Given information:
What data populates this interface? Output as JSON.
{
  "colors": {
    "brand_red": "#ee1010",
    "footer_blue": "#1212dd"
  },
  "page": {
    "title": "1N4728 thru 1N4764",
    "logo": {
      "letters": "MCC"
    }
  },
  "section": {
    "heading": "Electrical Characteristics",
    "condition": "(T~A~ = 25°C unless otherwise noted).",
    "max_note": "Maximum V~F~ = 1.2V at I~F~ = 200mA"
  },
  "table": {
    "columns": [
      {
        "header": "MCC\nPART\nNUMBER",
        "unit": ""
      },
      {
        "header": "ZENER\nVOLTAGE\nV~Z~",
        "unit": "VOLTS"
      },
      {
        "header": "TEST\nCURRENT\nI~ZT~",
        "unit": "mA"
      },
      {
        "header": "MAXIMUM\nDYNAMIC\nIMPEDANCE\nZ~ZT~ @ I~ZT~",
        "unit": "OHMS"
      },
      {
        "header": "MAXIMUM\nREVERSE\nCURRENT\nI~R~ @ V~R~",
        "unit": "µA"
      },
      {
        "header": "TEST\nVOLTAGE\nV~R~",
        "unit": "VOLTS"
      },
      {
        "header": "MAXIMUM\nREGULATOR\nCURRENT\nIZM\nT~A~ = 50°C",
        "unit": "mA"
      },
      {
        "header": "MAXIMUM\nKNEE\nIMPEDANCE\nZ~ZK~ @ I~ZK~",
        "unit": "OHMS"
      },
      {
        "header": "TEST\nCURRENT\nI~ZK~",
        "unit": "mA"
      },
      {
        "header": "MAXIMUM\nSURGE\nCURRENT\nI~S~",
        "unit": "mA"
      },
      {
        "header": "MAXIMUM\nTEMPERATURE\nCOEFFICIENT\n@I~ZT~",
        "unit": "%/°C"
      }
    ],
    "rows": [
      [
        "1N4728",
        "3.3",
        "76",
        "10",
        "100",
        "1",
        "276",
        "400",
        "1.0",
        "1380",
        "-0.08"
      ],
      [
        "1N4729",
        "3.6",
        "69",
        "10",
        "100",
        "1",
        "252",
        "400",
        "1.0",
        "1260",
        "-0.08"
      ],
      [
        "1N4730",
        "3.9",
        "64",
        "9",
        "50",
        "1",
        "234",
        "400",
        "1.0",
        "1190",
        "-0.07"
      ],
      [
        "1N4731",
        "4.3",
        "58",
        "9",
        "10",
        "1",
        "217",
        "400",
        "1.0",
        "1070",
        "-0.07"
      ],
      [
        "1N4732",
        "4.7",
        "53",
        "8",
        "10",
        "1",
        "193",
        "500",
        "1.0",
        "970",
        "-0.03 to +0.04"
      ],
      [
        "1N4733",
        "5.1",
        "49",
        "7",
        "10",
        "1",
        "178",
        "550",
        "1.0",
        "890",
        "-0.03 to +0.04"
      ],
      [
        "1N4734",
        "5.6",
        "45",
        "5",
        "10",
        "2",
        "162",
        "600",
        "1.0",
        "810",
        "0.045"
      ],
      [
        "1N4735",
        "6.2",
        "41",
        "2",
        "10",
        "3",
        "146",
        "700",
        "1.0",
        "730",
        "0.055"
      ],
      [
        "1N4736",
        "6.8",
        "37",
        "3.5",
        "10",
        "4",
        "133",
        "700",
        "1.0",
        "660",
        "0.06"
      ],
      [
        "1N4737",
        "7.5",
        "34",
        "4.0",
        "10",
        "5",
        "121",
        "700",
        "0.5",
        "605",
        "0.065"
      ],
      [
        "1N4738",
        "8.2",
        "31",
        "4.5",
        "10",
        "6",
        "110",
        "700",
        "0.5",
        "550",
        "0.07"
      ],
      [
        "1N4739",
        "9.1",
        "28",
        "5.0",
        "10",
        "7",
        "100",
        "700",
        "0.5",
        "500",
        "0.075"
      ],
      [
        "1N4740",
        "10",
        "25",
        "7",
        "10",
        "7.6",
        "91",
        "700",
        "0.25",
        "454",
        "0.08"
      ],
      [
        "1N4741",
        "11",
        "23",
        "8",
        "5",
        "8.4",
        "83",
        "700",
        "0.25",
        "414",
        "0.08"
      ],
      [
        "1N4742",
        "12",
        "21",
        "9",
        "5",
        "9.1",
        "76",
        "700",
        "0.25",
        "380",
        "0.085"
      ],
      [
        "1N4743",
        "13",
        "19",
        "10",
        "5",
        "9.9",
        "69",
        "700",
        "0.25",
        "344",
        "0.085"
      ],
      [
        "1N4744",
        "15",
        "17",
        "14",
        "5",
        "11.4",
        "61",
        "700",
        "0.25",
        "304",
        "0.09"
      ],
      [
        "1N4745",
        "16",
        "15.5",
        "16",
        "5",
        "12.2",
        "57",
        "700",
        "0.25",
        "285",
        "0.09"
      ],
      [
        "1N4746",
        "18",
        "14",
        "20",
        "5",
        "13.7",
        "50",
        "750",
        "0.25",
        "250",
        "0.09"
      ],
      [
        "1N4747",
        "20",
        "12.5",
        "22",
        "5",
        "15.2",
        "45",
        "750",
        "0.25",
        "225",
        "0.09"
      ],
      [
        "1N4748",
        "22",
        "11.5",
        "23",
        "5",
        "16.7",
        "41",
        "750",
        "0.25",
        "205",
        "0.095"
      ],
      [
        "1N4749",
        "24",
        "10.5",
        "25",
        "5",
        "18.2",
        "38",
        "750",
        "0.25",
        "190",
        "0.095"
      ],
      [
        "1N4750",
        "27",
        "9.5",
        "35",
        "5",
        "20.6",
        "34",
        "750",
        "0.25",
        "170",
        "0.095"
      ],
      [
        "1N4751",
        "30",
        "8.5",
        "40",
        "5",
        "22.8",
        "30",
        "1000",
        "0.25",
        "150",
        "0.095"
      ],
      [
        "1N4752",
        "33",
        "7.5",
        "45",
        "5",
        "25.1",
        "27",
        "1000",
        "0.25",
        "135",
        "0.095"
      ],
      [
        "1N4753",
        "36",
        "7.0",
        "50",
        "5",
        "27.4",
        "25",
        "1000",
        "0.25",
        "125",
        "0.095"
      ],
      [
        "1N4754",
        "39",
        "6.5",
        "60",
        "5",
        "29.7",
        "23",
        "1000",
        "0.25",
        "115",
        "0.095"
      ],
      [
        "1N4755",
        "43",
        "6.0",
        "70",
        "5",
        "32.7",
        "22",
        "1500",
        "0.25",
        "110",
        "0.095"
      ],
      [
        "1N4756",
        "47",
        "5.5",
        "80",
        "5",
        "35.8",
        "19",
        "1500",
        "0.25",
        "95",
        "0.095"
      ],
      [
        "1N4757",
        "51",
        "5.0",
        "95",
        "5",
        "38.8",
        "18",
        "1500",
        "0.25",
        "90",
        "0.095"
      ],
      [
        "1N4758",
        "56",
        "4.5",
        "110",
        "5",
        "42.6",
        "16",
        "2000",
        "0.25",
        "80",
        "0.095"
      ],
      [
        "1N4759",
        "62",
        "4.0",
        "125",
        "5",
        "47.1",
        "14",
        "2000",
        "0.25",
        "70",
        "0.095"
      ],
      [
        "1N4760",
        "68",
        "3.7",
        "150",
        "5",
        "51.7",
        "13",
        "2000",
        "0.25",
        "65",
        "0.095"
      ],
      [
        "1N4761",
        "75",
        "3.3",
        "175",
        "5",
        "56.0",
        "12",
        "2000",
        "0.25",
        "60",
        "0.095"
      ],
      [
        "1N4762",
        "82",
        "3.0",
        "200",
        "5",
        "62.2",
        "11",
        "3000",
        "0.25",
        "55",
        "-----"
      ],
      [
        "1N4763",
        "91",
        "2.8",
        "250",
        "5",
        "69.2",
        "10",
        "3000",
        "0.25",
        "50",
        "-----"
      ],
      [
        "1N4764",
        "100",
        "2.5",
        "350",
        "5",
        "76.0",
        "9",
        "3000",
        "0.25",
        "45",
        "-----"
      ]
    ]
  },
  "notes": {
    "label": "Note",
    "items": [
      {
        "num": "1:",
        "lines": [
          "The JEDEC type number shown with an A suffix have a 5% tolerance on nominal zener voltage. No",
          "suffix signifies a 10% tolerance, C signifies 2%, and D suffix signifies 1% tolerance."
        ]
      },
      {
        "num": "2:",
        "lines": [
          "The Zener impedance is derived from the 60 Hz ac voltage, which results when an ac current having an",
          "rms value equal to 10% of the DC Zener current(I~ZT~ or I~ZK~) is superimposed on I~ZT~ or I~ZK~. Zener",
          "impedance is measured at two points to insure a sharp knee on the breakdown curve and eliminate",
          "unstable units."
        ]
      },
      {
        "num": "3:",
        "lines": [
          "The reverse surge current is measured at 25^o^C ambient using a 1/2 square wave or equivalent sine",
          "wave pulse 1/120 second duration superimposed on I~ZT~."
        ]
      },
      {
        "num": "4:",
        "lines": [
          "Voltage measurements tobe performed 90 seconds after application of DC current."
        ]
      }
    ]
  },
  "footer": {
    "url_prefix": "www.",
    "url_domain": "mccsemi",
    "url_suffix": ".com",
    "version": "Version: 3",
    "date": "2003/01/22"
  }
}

Problem description:
Which lines in the listing above hold the word "header"? Show each of them.

Finished exercise:
        "header": "MCC\nPART\nNUMBER",
        "header": "ZENER\nVOLTAGE\nV~Z~",
        "header": "TEST\nCURRENT\nI~ZT~",
        "header": "MAXIMUM\nDYNAMIC\nIMPEDANCE\nZ~ZT~ @ I~ZT~",
        "header": "MAXIMUM\nREVERSE\nCURRENT\nI~R~ @ V~R~",
        "header": "TEST\nVOLTAGE\nV~R~",
        "header": "MAXIMUM\nREGULATOR\nCURRENT\nIZM\nT~A~ = 50°C",
        "header": "MAXIMUM\nKNEE\nIMPEDANCE\nZ~ZK~ @ I~ZK~",
        "header": "TEST\nCURRENT\nI~ZK~",
        "header": "MAXIMUM\nSURGE\nCURRENT\nI~S~",
        "header": "MAXIMUM\nTEMPERATURE\nCOEFFICIENT\n@I~ZT~",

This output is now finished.